## Aim
Would you return all of this data exactly, leaving nothing out?

####################

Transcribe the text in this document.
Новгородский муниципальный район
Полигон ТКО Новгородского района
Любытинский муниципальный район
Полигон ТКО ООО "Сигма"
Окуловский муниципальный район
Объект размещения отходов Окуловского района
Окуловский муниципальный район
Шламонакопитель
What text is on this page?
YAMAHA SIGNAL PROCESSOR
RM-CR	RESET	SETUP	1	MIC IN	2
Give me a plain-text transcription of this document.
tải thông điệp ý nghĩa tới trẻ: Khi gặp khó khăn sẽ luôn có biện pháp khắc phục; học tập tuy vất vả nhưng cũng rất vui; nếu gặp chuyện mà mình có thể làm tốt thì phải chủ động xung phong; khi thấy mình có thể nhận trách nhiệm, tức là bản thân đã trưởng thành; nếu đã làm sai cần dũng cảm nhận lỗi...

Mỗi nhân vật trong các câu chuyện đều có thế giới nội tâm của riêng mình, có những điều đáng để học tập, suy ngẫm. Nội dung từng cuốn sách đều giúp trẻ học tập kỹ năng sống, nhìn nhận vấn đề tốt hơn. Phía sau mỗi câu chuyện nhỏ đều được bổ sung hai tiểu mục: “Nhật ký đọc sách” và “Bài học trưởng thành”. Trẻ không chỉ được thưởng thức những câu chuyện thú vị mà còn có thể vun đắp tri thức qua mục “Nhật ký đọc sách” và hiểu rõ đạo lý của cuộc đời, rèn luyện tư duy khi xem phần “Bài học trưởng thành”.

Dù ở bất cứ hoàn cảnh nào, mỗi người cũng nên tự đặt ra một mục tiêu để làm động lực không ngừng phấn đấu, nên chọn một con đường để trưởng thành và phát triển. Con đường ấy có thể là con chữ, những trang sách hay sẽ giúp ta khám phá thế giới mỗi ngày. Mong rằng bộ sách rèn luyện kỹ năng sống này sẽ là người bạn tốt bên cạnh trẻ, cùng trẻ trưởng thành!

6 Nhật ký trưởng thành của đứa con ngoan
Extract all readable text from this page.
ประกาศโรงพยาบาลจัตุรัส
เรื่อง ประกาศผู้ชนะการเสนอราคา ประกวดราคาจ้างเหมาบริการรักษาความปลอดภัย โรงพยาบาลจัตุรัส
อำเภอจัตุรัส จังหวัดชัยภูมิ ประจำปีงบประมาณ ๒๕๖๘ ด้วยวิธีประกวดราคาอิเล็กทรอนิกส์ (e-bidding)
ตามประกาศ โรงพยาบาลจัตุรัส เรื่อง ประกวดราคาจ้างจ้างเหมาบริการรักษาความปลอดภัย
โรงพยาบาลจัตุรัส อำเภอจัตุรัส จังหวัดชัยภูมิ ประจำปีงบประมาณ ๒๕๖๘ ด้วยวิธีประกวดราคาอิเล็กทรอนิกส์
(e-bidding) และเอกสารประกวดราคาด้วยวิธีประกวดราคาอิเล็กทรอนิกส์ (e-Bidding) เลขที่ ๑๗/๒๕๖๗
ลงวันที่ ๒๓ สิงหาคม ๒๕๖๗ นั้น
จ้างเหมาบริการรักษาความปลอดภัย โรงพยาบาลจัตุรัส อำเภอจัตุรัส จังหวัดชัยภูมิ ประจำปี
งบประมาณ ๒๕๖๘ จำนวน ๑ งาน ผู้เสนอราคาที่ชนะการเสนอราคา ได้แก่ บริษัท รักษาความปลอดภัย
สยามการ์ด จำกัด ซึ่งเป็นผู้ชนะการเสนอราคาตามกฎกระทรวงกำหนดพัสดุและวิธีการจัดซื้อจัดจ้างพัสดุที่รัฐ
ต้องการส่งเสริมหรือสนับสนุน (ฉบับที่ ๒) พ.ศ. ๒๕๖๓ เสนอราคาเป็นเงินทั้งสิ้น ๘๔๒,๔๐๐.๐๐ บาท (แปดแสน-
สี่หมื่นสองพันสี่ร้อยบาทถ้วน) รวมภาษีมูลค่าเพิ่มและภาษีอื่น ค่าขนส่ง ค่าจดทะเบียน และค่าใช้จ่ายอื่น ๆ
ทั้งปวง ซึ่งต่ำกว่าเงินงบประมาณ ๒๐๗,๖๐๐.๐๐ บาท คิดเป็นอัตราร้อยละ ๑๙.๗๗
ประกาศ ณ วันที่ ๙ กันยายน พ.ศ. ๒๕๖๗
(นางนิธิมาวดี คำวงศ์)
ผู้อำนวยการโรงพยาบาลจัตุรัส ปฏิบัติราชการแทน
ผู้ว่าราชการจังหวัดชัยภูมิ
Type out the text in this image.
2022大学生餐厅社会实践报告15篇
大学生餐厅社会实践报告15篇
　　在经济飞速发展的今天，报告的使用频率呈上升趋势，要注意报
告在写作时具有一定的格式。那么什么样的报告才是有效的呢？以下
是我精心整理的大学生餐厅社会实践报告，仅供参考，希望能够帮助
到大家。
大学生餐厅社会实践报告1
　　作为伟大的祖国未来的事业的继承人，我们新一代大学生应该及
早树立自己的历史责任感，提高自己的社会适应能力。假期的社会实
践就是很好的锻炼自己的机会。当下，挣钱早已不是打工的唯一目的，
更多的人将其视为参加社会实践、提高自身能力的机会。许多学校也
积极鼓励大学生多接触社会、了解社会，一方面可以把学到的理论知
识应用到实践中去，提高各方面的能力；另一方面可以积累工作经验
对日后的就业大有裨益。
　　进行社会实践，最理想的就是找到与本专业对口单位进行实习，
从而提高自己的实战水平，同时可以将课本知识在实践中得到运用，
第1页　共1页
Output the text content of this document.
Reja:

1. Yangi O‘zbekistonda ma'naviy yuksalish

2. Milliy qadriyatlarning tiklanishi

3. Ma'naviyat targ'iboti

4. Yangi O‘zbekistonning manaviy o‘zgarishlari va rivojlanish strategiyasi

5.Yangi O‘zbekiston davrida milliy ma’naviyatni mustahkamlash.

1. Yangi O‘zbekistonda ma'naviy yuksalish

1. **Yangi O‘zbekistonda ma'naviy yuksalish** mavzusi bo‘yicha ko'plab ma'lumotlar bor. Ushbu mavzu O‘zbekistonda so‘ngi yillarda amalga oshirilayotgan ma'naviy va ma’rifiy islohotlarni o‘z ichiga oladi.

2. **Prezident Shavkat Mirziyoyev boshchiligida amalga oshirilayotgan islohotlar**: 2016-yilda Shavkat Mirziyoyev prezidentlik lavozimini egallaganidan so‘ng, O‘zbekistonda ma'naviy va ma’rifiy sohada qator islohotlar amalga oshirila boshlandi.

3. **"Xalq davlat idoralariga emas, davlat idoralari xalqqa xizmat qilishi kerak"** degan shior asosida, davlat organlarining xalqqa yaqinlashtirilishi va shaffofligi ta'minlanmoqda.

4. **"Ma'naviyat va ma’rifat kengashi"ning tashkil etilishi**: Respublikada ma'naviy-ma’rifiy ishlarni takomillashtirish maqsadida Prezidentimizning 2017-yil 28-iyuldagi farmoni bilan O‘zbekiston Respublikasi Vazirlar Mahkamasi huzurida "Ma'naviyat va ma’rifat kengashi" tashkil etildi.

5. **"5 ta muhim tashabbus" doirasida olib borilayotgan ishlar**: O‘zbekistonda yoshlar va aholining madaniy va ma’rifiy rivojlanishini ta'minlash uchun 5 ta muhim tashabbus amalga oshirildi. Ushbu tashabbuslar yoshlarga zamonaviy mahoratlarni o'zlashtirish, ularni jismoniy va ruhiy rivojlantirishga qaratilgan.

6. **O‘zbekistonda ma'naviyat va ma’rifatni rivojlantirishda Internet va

####################

## The reply
Transcribe the text in this document.
Новгородский муниципальный район
Полигон ТКО Новгородского района
Любытинский муниципальный район
Полигон ТКО ООО "Сигма"
Окуловский муниципальный район
Объект размещения отходов Окуловского района
Окуловский муниципальный район
Шламонакопитель
What text is on this page?
YAMAHA SIGNAL PROCESSOR
RM-CR	RESET	SETUP	1	MIC IN	2
Give me a plain-text transcription of this document.
tải thông điệp ý nghĩa tới trẻ: Khi gặp khó khăn sẽ luôn có biện pháp khắc phục; học tập tuy vất vả nhưng cũng rất vui; nếu gặp chuyện mà mình có thể làm tốt thì phải chủ động xung phong; khi thấy mình có thể nhận trách nhiệm, tức là bản thân đã trưởng thành; nếu đã làm sai cần dũng cảm nhận lỗi...

Mỗi nhân vật trong các câu chuyện đều có thế giới nội tâm của riêng mình, có những điều đáng để học tập, suy ngẫm. Nội dung từng cuốn sách đều giúp trẻ học tập kỹ năng sống, nhìn nhận vấn đề tốt hơn. Phía sau mỗi câu chuyện nhỏ đều được bổ sung hai tiểu mục: “Nhật ký đọc sách” và “Bài học trưởng thành”. Trẻ không chỉ được thưởng thức những câu chuyện thú vị mà còn có thể vun đắp tri thức qua mục “Nhật ký đọc sách” và hiểu rõ đạo lý của cuộc đời, rèn luyện tư duy khi xem phần “Bài học trưởng thành”.

Dù ở bất cứ hoàn cảnh nào, mỗi người cũng nên tự đặt ra một mục tiêu để làm động lực không ngừng phấn đấu, nên chọn một con đường để trưởng thành và phát triển. Con đường ấy có thể là con chữ, những trang sách hay sẽ giúp ta khám phá thế giới mỗi ngày. Mong rằng bộ sách rèn luyện kỹ năng sống này sẽ là người bạn tốt bên cạnh trẻ, cùng trẻ trưởng thành!

6 Nhật ký trưởng thành của đứa con ngoan
Extract all readable text from this page.
ประกาศโรงพยาบาลจัตุรัส
เรื่อง ประกาศผู้ชนะการเสนอราคา ประกวดราคาจ้างเหมาบริการรักษาความปลอดภัย โรงพยาบาลจัตุรัส
อำเภอจัตุรัส จังหวัดชัยภูมิ ประจำปีงบประมาณ ๒๕๖๘ ด้วยวิธีประกวดราคาอิเล็กทรอนิกส์ (e-bidding)
ตามประกาศ โรงพยาบาลจัตุรัส เรื่อง ประกวดราคาจ้างจ้างเหมาบริการรักษาความปลอดภัย
โรงพยาบาลจัตุรัส อำเภอจัตุรัส จังหวัดชัยภูมิ ประจำปีงบประมาณ ๒๕๖๘ ด้วยวิธีประกวดราคาอิเล็กทรอนิกส์
(e-bidding) และเอกสารประกวดราคาด้วยวิธีประกวดราคาอิเล็กทรอนิกส์ (e-Bidding) เลขที่ ๑๗/๒๕๖๗
ลงวันที่ ๒๓ สิงหาคม ๒๕๖๗ นั้น
จ้างเหมาบริการรักษาความปลอดภัย โรงพยาบาลจัตุรัส อำเภอจัตุรัส จังหวัดชัยภูมิ ประจำปี
งบประมาณ ๒๕๖๘ จำนวน ๑ งาน ผู้เสนอราคาที่ชนะการเสนอราคา ได้แก่ บริษัท รักษาความปลอดภัย
สยามการ์ด จำกัด ซึ่งเป็นผู้ชนะการเสนอราคาตามกฎกระทรวงกำหนดพัสดุและวิธีการจัดซื้อจัดจ้างพัสดุที่รัฐ
ต้องการส่งเสริมหรือสนับสนุน (ฉบับที่ ๒) พ.ศ. ๒๕๖๓ เสนอราคาเป็นเงินทั้งสิ้น ๘๔๒,๔๐๐.๐๐ บาท (แปดแสน-
สี่หมื่นสองพันสี่ร้อยบาทถ้วน) รวมภาษีมูลค่าเพิ่มและภาษีอื่น ค่าขนส่ง ค่าจดทะเบียน และค่าใช้จ่ายอื่น ๆ
ทั้งปวง ซึ่งต่ำกว่าเงินงบประมาณ ๒๐๗,๖๐๐.๐๐ บาท คิดเป็นอัตราร้อยละ ๑๙.๗๗
ประกาศ ณ วันที่ ๙ กันยายน พ.ศ. ๒๕๖๗
(นางนิธิมาวดี คำวงศ์)
ผู้อำนวยการโรงพยาบาลจัตุรัส ปฏิบัติราชการแทน
ผู้ว่าราชการจังหวัดชัยภูมิ
Type out the text in this image.
2022大学生餐厅社会实践报告15篇
大学生餐厅社会实践报告15篇
　　在经济飞速发展的今天，报告的使用频率呈上升趋势，要注意报
告在写作时具有一定的格式。那么什么样的报告才是有效的呢？以下
是我精心整理的大学生餐厅社会实践报告，仅供参考，希望能够帮助
到大家。
大学生餐厅社会实践报告1
　　作为伟大的祖国未来的事业的继承人，我们新一代大学生应该及
早树立自己的历史责任感，提高自己的社会适应能力。假期的社会实
践就是很好的锻炼自己的机会。当下，挣钱早已不是打工的唯一目的，
更多的人将其视为参加社会实践、提高自身能力的机会。许多学校也
积极鼓励大学生多接触社会、了解社会，一方面可以把学到的理论知
识应用到实践中去，提高各方面的能力；另一方面可以积累工作经验
对日后的就业大有裨益。
　　进行社会实践，最理想的就是找到与本专业对口单位进行实习，
从而提高自己的实战水平，同时可以将课本知识在实践中得到运用，
第1页　共1页
Output the text content of this document.
Reja:

1. Yangi O‘zbekistonda ma'naviy yuksalish

2. Milliy qadriyatlarning tiklanishi

3. Ma'naviyat targ'iboti

4. Yangi O‘zbekistonning manaviy o‘zgarishlari va rivojlanish strategiyasi

5.Yangi O‘zbekiston davrida milliy ma’naviyatni mustahkamlash.

1. Yangi O‘zbekistonda ma'naviy yuksalish

1. **Yangi O‘zbekistonda ma'naviy yuksalish** mavzusi bo‘yicha ko'plab ma'lumotlar bor. Ushbu mavzu O‘zbekistonda so‘ngi yillarda amalga oshirilayotgan ma'naviy va ma’rifiy islohotlarni o‘z ichiga oladi.

2. **Prezident Shavkat Mirziyoyev boshchiligida amalga oshirilayotgan islohotlar**: 2016-yilda Shavkat Mirziyoyev prezidentlik lavozimini egallaganidan so‘ng, O‘zbekistonda ma'naviy va ma’rifiy sohada qator islohotlar amalga oshirila boshlandi.

3. **"Xalq davlat idoralariga emas, davlat idoralari xalqqa xizmat qilishi kerak"** degan shior asosida, davlat organlarining xalqqa yaqinlashtirilishi va shaffofligi ta'minlanmoqda.

4. **"Ma'naviyat va ma’rifat kengashi"ning tashkil etilishi**: Respublikada ma'naviy-ma’rifiy ishlarni takomillashtirish maqsadida Prezidentimizning 2017-yil 28-iyuldagi farmoni bilan O‘zbekiston Respublikasi Vazirlar Mahkamasi huzurida "Ma'naviyat va ma’rifat kengashi" tashkil etildi.

5. **"5 ta muhim tashabbus" doirasida olib borilayotgan ishlar**: O‘zbekistonda yoshlar va aholining madaniy va ma’rifiy rivojlanishini ta'minlash uchun 5 ta muhim tashabbus amalga oshirildi. Ushbu tashabbuslar yoshlarga zamonaviy mahoratlarni o'zlashtirish, ularni jismoniy va ruhiy rivojlantirishga qaratilgan.

6. **O‘zbekistonda ma'naviyat va ma’rifatni rivojlantirishda Internet va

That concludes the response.